» READING PASSAGE:
Wednesday, October 3, 2012

Provenance and Traceability in RDF with Callimachus

Provenance and Traceability in RDF with Callimachus

All too often software is designed without adequate regard for traceability. Traceability refers to the ability to audit the state of data at any point in the system for correctness and completeness; for any entity in the system all transactions that to lead to the current state and their metadata can be examined, reviewed, and verified. Software is supposed to be designed according to the stakeholders' requirements, but many of these experts take traceability for granted. Most people don't audit most of the time, but the ability to audit at all requires traceability all the time.
Consider the common scenario where a business is trying to provide some semi-automation to a business process. Often businesses are trying to move from an informal email-based process to a web-based semi-automated process. Such a move can reduce human involvement and make the process faster and more efficient, leading to greater productivity. However, few participants realize the inherit traceability of email-based processes. Moving away from email-based to web-based, without proper consideration, can kill a company's ability to audit the process for correctness and completeness.
Today most web-based systems are built using SQL databases. However, the rigid nature of SQL-based systems creates a significant barrier for adding traceability to an existing SQL-based system. Traceability is not an add-on feature; it requires deep integration into every change and every transaction. This is something many SQL-based systems cannot easily provide.
Papers on digital traceability date as far back as 1986. However a quarter of a century later, there are still no standards for tracking digital conceptual objects (as there is in many other industries for the traceability of physical objects). Furthermore, following the digital explosion of data in the past decade and the increased reliance on information from the Web, there is a growing challenge that no one seems to know whether any of this information that is being collected is accurate or not.
This may change in 2013, as the W3C has been working on a general provenance information standard since 2009 that is scheduled for release next year. Specifically it is to support the widespread publication and use of provenance information of Web documents, data, and resources. Specifically, they are defining a provenance interchange language and methods to publish and access provenance metadata using this language.
The PROV specification (currently in last call) defines things as entities, activities, and agents. Entities are physical, digital, conceptual, or any other kinds of thing. Examples of such entities are a web page, a chart, and a spellchecker. Activities are how entities come into existence and how their attributes change. Agents takes a role in an activity such that the agent can be assigned some degree of responsibility for the activity taking place. An agent can be a person, a piece of software, an inanimate object, an organization, or other entities that may be ascribed responsibility.

» STATED PROBLEM 1: In the post on provenance and traceability, since what year has the W3C been working on a general provenance information standard?
» STATED PROBLEM 2: Duplicate the section of the post on provenance and traceability that begins at the words "The PROV specification" and stops after the words "be ascribed responsibility.".
» STATED PROBLEM 3:
Say whether each statement agrees with the post on provenance and traceability, answering yes or no and quoting the words of the post that decide it.
(a) Papers on digital traceability go back as far as 1986.
(b) Most web-based systems today are built using RDF databases.
(c) The PROV specification gives a spellchecker as an example of an agent.

» MATERIAL PROVIDED:
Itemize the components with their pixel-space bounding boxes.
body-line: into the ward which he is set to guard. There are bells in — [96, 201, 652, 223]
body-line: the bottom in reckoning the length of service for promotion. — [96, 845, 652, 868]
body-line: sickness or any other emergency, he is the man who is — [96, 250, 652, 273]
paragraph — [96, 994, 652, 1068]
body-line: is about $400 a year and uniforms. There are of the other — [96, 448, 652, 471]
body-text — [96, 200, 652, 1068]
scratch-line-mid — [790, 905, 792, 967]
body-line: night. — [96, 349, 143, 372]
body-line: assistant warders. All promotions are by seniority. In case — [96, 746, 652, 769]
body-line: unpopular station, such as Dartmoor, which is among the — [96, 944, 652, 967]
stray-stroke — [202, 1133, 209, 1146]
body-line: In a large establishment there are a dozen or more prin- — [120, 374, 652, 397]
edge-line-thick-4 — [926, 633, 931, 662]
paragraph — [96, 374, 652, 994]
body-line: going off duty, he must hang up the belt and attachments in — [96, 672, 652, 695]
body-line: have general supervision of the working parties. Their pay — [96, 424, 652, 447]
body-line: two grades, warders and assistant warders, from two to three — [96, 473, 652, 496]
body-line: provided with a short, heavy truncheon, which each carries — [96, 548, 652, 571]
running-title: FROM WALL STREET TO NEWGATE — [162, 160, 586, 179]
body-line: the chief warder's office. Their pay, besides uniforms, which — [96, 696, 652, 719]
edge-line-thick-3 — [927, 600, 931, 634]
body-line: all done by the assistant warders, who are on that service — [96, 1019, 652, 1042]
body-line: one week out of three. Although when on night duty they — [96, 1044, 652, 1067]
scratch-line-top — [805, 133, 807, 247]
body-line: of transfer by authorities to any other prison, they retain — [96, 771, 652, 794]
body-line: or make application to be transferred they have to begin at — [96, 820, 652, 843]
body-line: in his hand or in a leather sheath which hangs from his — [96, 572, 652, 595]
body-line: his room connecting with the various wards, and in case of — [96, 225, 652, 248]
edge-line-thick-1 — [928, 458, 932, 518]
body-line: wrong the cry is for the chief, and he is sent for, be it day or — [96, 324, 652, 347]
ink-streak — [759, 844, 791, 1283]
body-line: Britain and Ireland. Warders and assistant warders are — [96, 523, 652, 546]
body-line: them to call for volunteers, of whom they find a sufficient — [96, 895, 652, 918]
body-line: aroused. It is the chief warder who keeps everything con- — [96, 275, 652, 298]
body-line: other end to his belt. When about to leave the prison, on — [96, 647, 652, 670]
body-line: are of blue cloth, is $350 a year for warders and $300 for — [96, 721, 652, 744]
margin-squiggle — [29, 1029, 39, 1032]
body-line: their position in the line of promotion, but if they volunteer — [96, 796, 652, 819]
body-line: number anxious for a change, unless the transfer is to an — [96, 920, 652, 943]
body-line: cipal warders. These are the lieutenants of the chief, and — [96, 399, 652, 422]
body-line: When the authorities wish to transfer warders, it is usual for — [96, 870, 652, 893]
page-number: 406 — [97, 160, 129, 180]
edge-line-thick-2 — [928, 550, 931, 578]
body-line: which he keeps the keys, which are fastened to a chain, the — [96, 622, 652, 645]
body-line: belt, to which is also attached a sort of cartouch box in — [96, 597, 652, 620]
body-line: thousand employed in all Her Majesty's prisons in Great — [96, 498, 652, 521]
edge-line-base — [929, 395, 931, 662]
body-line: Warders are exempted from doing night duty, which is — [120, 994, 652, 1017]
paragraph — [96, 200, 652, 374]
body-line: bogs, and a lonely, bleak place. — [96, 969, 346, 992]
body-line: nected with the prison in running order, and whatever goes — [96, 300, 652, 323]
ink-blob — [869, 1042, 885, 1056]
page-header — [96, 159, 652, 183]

» RESPONSE 1: Since 2009.

» RESPONSE 2:
The PROV specification (currently in last call) defines things as entities, activities, and agents. Entities are physical, digital, conceptual, or any other kinds of thing. Examples of such entities are a web page, a chart, and a spellchecker. Activities are how entities come into existence and how their attributes change. Agents takes a role in an activity such that the agent can be assigned some degree of responsibility for the activity taking place. An agent can be a person, a piece of software, an inanimate object, an organization, or other entities that may be ascribed responsibility.

» RESPONSE 3:
(a) Yes: "Papers on digital traceability date as far back as 1986."
(b) No: "Today most web-based systems are built using SQL databases."
(c) No: "Examples of such entities are a web page, a chart, and a spellchecker."